> _WHAT NEEDS TO BE DONE_:
Give the data below again exactly as it stands. Omit the pictures.

> _RECORDS TO USE_:
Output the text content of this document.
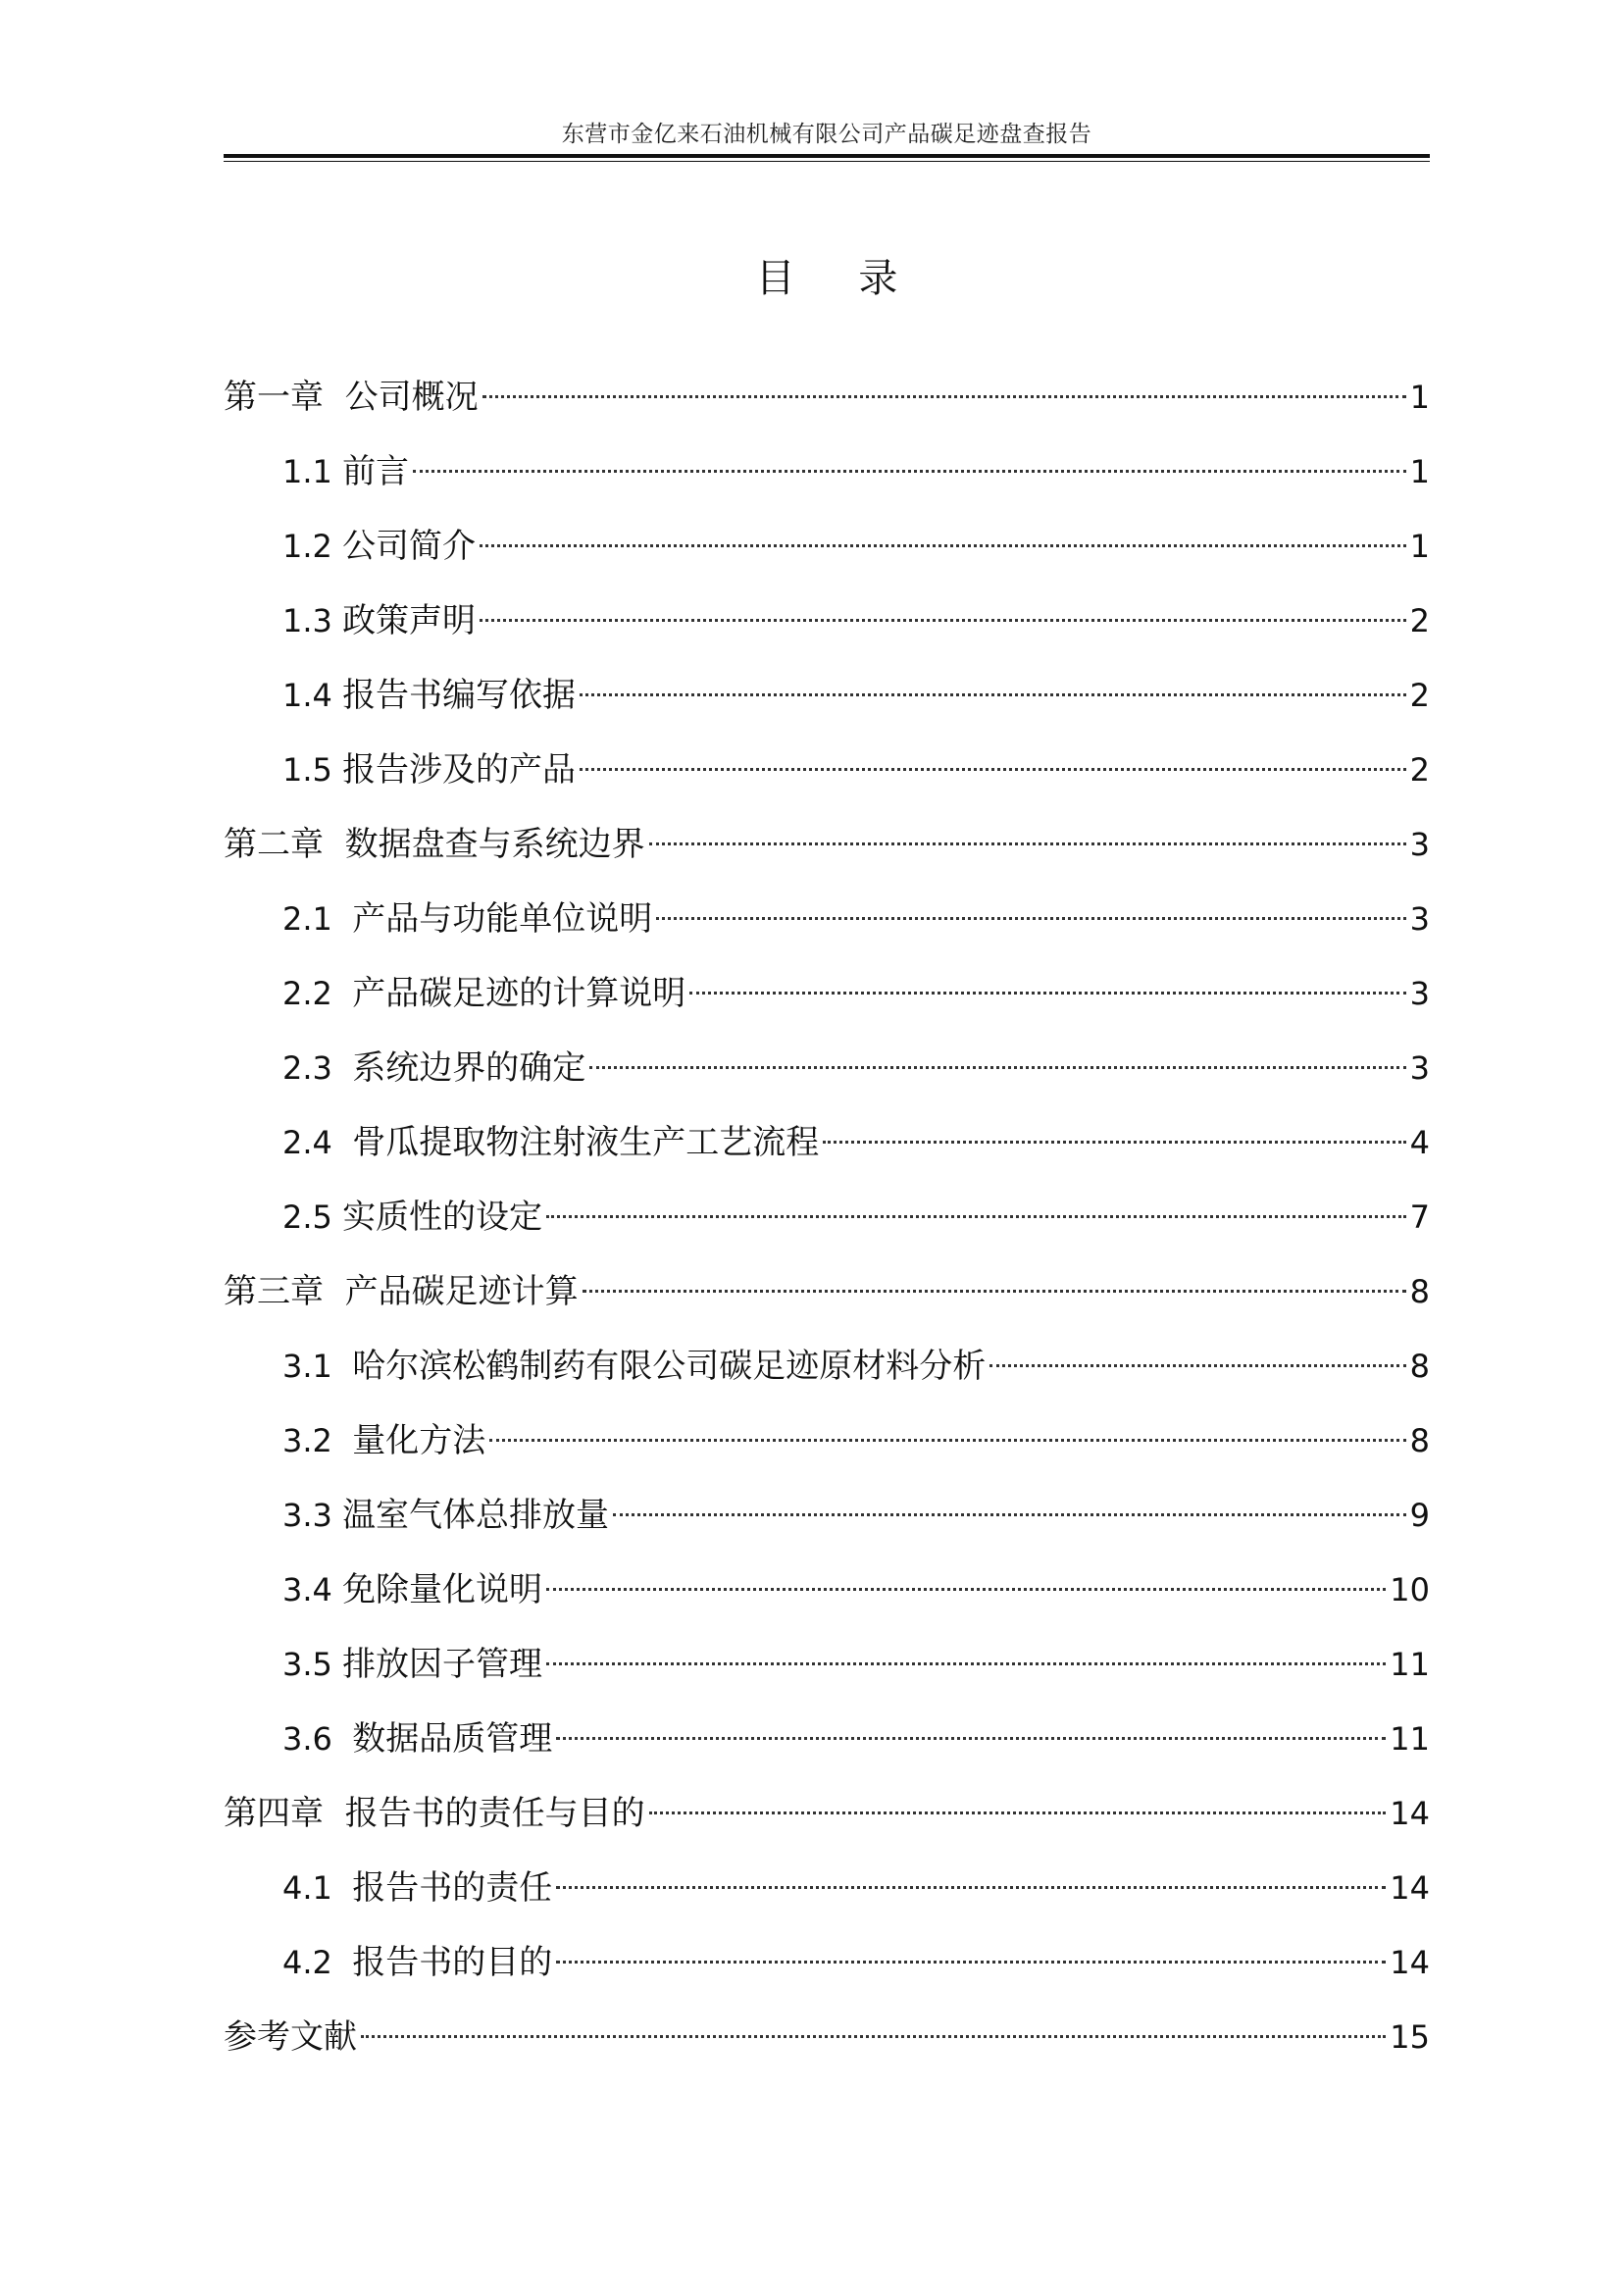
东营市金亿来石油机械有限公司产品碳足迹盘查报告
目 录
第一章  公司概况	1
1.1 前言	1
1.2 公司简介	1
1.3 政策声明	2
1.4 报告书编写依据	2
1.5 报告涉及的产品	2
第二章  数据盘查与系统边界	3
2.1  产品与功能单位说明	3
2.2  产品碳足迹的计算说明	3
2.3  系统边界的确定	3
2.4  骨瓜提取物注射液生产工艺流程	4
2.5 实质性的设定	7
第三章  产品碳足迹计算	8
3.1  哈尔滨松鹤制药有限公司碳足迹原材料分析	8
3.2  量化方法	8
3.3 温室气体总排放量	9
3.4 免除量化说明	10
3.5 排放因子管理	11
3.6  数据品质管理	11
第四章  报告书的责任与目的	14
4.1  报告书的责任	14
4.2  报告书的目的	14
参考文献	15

> _RESULT FOR THIS EXERCISE_:
Output the text content of this document.
东营市金亿来石油机械有限公司产品碳足迹盘查报告
目 录
第一章  公司概况	1
1.1 前言	1
1.2 公司简介	1
1.3 政策声明	2
1.4 报告书编写依据	2
1.5 报告涉及的产品	2
第二章  数据盘查与系统边界	3
2.1  产品与功能单位说明	3
2.2  产品碳足迹的计算说明	3
2.3  系统边界的确定	3
2.4  骨瓜提取物注射液生产工艺流程	4
2.5 实质性的设定	7
第三章  产品碳足迹计算	8
3.1  哈尔滨松鹤制药有限公司碳足迹原材料分析	8
3.2  量化方法	8
3.3 温室气体总排放量	9
3.4 免除量化说明	10
3.5 排放因子管理	11
3.6  数据品质管理	11
第四章  报告书的责任与目的	14
4.1  报告书的责任	14
4.2  报告书的目的	14
参考文献	15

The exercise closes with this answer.